GIVEN EXERCISE: Output each line of the material exactly as it stands.
════
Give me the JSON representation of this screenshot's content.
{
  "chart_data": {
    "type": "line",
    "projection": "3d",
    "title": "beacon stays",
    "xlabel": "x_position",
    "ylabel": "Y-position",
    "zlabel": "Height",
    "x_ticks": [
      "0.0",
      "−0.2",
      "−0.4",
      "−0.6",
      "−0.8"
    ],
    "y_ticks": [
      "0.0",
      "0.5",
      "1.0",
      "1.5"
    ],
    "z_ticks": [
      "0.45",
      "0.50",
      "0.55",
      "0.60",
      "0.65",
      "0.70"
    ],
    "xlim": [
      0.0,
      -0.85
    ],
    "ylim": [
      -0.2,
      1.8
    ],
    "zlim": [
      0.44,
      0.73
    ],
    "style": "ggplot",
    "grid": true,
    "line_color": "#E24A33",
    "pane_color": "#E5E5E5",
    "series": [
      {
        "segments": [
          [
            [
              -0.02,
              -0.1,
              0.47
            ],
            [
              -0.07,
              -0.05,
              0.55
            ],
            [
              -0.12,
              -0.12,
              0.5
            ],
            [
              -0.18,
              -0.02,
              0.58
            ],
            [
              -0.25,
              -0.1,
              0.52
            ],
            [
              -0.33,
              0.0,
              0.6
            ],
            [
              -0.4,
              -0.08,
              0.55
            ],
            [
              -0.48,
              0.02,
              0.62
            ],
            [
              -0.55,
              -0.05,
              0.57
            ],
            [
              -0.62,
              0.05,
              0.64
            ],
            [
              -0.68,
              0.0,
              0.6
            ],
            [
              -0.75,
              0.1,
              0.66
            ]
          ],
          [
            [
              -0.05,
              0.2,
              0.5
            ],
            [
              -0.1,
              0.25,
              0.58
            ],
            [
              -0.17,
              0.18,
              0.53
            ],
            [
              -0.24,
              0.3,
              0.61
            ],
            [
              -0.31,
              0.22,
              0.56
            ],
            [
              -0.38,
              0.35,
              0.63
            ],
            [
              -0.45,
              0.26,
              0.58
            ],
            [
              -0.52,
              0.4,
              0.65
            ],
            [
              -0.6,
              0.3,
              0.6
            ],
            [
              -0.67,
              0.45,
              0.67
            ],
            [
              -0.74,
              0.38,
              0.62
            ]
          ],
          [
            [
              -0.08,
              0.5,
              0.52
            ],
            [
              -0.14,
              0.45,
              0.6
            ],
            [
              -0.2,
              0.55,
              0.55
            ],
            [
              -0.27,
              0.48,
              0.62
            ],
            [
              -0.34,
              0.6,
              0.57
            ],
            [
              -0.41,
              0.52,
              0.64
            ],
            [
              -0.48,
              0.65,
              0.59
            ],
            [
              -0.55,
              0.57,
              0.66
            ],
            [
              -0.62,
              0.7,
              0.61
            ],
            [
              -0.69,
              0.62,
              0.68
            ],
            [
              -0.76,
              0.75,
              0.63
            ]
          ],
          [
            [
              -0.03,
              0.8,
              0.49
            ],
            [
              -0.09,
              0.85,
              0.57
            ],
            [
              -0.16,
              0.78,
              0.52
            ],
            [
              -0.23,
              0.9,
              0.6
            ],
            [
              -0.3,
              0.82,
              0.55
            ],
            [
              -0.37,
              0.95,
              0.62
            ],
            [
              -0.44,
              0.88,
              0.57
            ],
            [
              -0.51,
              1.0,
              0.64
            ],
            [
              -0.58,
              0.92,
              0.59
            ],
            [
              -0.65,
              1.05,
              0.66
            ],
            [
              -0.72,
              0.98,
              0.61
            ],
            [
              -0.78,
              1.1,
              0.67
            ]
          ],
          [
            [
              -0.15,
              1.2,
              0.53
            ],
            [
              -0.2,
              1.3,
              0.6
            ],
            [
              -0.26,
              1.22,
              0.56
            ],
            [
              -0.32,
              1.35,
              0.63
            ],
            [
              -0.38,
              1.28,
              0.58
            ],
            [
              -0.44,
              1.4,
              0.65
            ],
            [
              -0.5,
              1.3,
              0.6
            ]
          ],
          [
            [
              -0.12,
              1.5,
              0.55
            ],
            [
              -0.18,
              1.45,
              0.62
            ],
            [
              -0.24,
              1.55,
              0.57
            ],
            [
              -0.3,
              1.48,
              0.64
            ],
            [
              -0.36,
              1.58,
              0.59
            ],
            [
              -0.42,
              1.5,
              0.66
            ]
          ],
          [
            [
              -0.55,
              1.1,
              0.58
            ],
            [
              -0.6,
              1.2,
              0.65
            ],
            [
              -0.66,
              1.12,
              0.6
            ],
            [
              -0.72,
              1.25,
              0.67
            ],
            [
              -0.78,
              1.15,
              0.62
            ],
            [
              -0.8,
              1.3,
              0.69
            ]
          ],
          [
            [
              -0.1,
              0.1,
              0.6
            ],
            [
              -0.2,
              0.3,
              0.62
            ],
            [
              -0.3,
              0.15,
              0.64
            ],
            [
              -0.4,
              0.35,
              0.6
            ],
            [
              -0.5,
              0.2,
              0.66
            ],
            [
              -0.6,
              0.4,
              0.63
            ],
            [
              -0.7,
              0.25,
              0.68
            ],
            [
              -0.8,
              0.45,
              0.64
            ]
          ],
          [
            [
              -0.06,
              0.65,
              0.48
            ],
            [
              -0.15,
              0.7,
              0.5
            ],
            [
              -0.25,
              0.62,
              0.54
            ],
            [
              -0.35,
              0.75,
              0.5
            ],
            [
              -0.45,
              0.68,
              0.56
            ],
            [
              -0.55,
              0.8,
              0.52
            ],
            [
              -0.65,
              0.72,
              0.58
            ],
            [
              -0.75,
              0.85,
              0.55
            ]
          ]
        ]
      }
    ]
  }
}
════
SOLVED EXERCISE:
Give me the JSON representation of this screenshot's content.
{
  "chart_data": {
    "type": "line",
    "projection": "3d",
    "title": "beacon stays",
    "xlabel": "x_position",
    "ylabel": "Y-position",
    "zlabel": "Height",
    "x_ticks": [
      "0.0",
      "−0.2",
      "−0.4",
      "−0.6",
      "−0.8"
    ],
    "y_ticks": [
      "0.0",
      "0.5",
      "1.0",
      "1.5"
    ],
    "z_ticks": [
      "0.45",
      "0.50",
      "0.55",
      "0.60",
      "0.65",
      "0.70"
    ],
    "xlim": [
      0.0,
      -0.85
    ],
    "ylim": [
      -0.2,
      1.8
    ],
    "zlim": [
      0.44,
      0.73
    ],
    "style": "ggplot",
    "grid": true,
    "line_color": "#E24A33",
    "pane_color": "#E5E5E5",
    "series": [
      {
        "segments": [
          [
            [
              -0.02,
              -0.1,
              0.47
            ],
            [
              -0.07,
              -0.05,
              0.55
            ],
            [
              -0.12,
              -0.12,
              0.5
            ],
            [
              -0.18,
              -0.02,
              0.58
            ],
            [
              -0.25,
              -0.1,
              0.52
            ],
            [
              -0.33,
              0.0,
              0.6
            ],
            [
              -0.4,
              -0.08,
              0.55
            ],
            [
              -0.48,
              0.02,
              0.62
            ],
            [
              -0.55,
              -0.05,
              0.57
            ],
            [
              -0.62,
              0.05,
              0.64
            ],
            [
              -0.68,
              0.0,
              0.6
            ],
            [
              -0.75,
              0.1,
              0.66
            ]
          ],
          [
            [
              -0.05,
              0.2,
              0.5
            ],
            [
              -0.1,
              0.25,
              0.58
            ],
            [
              -0.17,
              0.18,
              0.53
            ],
            [
              -0.24,
              0.3,
              0.61
            ],
            [
              -0.31,
              0.22,
              0.56
            ],
            [
              -0.38,
              0.35,
              0.63
            ],
            [
              -0.45,
              0.26,
              0.58
            ],
            [
              -0.52,
              0.4,
              0.65
            ],
            [
              -0.6,
              0.3,
              0.6
            ],
            [
              -0.67,
              0.45,
              0.67
            ],
            [
              -0.74,
              0.38,
              0.62
            ]
          ],
          [
            [
              -0.08,
              0.5,
              0.52
            ],
            [
              -0.14,
              0.45,
              0.6
            ],
            [
              -0.2,
              0.55,
              0.55
            ],
            [
              -0.27,
              0.48,
              0.62
            ],
            [
              -0.34,
              0.6,
              0.57
            ],
            [
              -0.41,
              0.52,
              0.64
            ],
            [
              -0.48,
              0.65,
              0.59
            ],
            [
              -0.55,
              0.57,
              0.66
            ],
            [
              -0.62,
              0.7,
              0.61
            ],
            [
              -0.69,
              0.62,
              0.68
            ],
            [
              -0.76,
              0.75,
              0.63
            ]
          ],
          [
            [
              -0.03,
              0.8,
              0.49
            ],
            [
              -0.09,
              0.85,
              0.57
            ],
            [
              -0.16,
              0.78,
              0.52
            ],
            [
              -0.23,
              0.9,
              0.6
            ],
            [
              -0.3,
              0.82,
              0.55
            ],
            [
              -0.37,
              0.95,
              0.62
            ],
            [
              -0.44,
              0.88,
              0.57
            ],
            [
              -0.51,
              1.0,
              0.64
            ],
            [
              -0.58,
              0.92,
              0.59
            ],
            [
              -0.65,
              1.05,
              0.66
            ],
            [
              -0.72,
              0.98,
              0.61
            ],
            [
              -0.78,
              1.1,
              0.67
            ]
          ],
          [
            [
              -0.15,
              1.2,
              0.53
            ],
            [
              -0.2,
              1.3,
              0.6
            ],
            [
              -0.26,
              1.22,
              0.56
            ],
            [
              -0.32,
              1.35,
              0.63
            ],
            [
              -0.38,
              1.28,
              0.58
            ],
            [
              -0.44,
              1.4,
              0.65
            ],
            [
              -0.5,
              1.3,
              0.6
            ]
          ],
          [
            [
              -0.12,
              1.5,
              0.55
            ],
            [
              -0.18,
              1.45,
              0.62
            ],
            [
              -0.24,
              1.55,
              0.57
            ],
            [
              -0.3,
              1.48,
              0.64
            ],
            [
              -0.36,
              1.58,
              0.59
            ],
            [
              -0.42,
              1.5,
              0.66
            ]
          ],
          [
            [
              -0.55,
              1.1,
              0.58
            ],
            [
              -0.6,
              1.2,
              0.65
            ],
            [
              -0.66,
              1.12,
              0.6
            ],
            [
              -0.72,
              1.25,
              0.67
            ],
            [
              -0.78,
              1.15,
              0.62
            ],
            [
              -0.8,
              1.3,
              0.69
            ]
          ],
          [
            [
              -0.1,
              0.1,
              0.6
            ],
            [
              -0.2,
              0.3,
              0.62
            ],
            [
              -0.3,
              0.15,
              0.64
            ],
            [
              -0.4,
              0.35,
              0.6
            ],
            [
              -0.5,
              0.2,
              0.66
            ],
            [
              -0.6,
              0.4,
              0.63
            ],
            [
              -0.7,
              0.25,
              0.68
            ],
            [
              -0.8,
              0.45,
              0.64
            ]
          ],
          [
            [
              -0.06,
              0.65,
              0.48
            ],
            [
              -0.15,
              0.7,
              0.5
            ],
            [
              -0.25,
              0.62,
              0.54
            ],
            [
              -0.35,
              0.75,
              0.5
            ],
            [
              -0.45,
              0.68,
              0.56
            ],
            [
              -0.55,
              0.8,
              0.52
            ],
            [
              -0.65,
              0.72,
              0.58
            ],
            [
              -0.75,
              0.85,
              0.55
            ]
          ]
        ]
      }
    ]
  }
}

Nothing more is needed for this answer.